**Given request:** Where a line holds the word "this", copy that line.

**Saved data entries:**
-.-.-

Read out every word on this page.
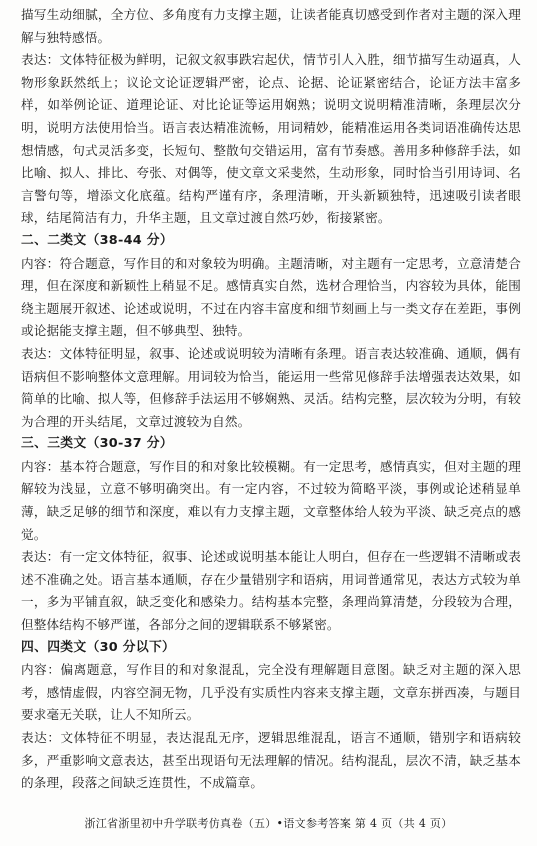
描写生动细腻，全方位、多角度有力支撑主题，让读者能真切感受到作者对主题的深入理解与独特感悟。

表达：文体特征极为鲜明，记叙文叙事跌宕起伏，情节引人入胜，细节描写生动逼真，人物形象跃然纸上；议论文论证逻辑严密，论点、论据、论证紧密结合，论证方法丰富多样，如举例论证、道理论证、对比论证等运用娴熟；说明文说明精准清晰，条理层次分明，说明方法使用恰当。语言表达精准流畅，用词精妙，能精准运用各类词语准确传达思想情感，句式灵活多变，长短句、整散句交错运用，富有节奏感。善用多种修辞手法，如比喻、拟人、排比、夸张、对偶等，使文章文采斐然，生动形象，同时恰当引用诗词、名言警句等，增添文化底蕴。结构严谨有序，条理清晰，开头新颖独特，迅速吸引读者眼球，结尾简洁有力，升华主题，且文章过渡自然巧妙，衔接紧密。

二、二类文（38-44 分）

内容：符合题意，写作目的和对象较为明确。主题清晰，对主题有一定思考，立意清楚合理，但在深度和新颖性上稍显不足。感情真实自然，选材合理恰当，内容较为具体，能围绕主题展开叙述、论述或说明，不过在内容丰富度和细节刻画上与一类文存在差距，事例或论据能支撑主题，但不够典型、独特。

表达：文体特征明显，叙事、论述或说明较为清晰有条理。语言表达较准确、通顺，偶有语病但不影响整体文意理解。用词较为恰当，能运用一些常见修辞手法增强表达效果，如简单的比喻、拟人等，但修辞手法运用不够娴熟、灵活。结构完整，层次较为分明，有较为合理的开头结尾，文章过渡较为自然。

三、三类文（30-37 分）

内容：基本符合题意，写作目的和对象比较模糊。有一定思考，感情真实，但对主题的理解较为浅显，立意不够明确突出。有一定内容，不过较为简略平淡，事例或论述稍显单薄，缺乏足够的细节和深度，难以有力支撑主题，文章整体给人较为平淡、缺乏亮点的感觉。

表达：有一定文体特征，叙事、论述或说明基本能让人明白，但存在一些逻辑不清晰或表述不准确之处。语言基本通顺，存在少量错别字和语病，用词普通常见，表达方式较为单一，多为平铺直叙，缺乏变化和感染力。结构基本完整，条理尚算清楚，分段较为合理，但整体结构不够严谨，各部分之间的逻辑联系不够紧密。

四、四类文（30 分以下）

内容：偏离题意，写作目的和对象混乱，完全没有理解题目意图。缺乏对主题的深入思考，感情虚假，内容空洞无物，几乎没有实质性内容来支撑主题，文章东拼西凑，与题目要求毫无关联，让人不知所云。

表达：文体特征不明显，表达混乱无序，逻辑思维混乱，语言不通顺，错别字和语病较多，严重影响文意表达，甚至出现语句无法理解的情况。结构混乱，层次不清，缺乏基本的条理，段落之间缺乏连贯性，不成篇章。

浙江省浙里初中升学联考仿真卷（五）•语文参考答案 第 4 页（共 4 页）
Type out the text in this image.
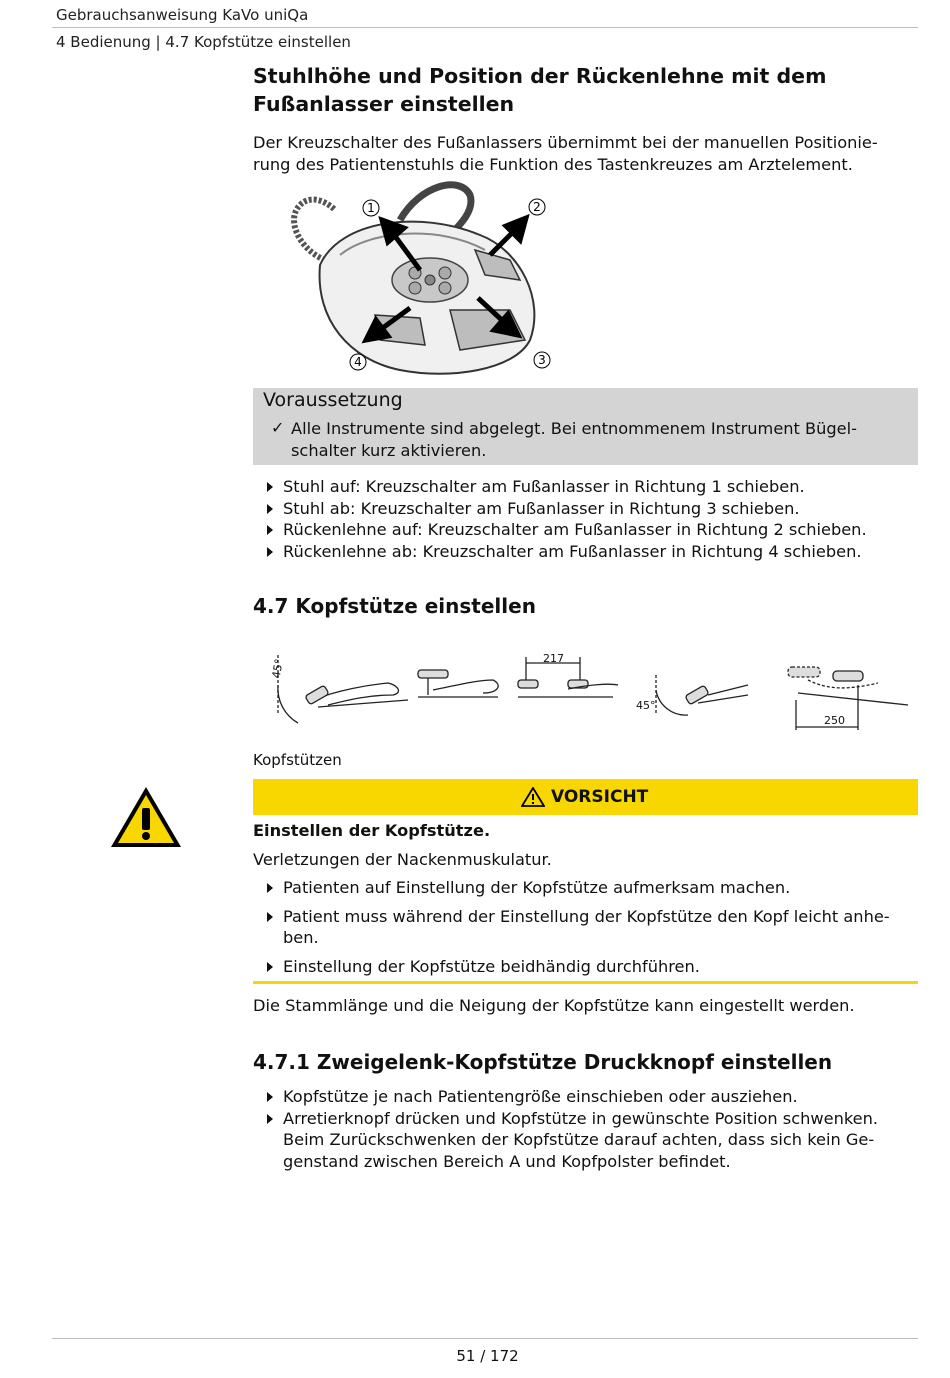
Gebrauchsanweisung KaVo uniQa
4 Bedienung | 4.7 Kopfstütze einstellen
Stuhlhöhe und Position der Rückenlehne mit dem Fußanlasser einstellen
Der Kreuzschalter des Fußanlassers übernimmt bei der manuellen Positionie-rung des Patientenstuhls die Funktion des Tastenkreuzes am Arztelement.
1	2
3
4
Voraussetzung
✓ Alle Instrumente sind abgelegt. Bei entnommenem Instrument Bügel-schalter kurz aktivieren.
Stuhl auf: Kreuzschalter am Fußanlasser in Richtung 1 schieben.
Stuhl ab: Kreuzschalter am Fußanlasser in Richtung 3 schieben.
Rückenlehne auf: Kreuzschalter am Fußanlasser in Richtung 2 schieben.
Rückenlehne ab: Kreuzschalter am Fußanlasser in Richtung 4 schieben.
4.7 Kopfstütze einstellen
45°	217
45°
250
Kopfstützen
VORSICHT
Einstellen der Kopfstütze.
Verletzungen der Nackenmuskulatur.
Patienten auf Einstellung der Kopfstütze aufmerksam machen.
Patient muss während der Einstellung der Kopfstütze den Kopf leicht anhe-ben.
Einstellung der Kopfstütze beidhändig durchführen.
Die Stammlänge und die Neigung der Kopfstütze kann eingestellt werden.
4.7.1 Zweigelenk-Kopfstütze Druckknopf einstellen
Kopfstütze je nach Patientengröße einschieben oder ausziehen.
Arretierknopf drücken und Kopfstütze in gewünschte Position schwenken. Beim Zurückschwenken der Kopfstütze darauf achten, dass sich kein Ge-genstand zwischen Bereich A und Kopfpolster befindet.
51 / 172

-.-.-

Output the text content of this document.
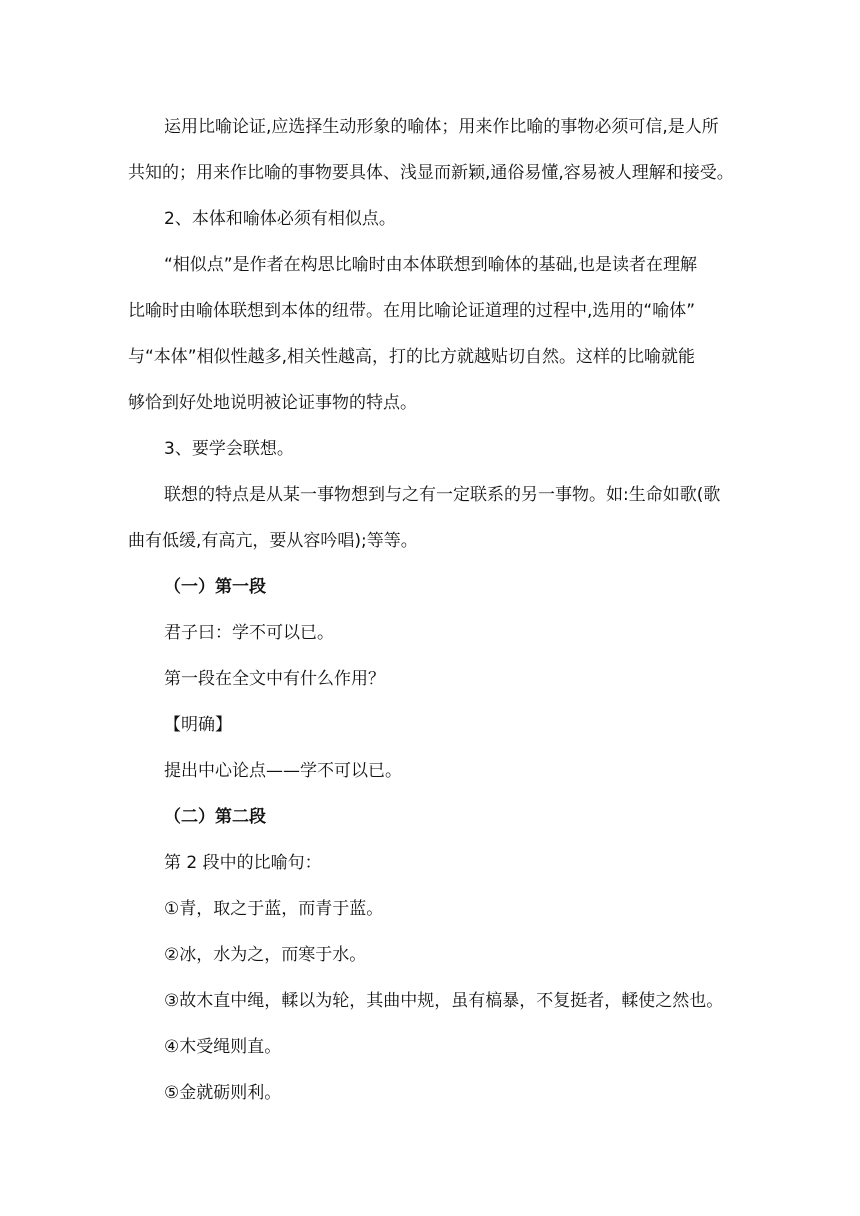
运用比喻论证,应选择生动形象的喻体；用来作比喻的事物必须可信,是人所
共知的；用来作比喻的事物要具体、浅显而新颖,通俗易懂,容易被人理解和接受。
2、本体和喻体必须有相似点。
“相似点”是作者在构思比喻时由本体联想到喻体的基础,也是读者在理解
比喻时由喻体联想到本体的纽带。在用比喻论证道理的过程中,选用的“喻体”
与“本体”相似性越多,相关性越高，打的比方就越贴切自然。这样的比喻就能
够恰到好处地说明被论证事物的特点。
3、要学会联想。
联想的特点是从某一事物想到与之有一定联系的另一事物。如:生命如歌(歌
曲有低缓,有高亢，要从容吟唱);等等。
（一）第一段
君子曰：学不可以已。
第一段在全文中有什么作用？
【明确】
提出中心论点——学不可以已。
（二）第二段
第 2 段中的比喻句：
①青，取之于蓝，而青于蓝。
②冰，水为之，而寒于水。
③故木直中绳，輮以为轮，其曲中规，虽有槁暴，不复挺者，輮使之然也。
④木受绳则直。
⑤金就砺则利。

-.-.-

**Worked solution:**
Read out every word on this page.
Type out the text in this image.
Output the text content of this document.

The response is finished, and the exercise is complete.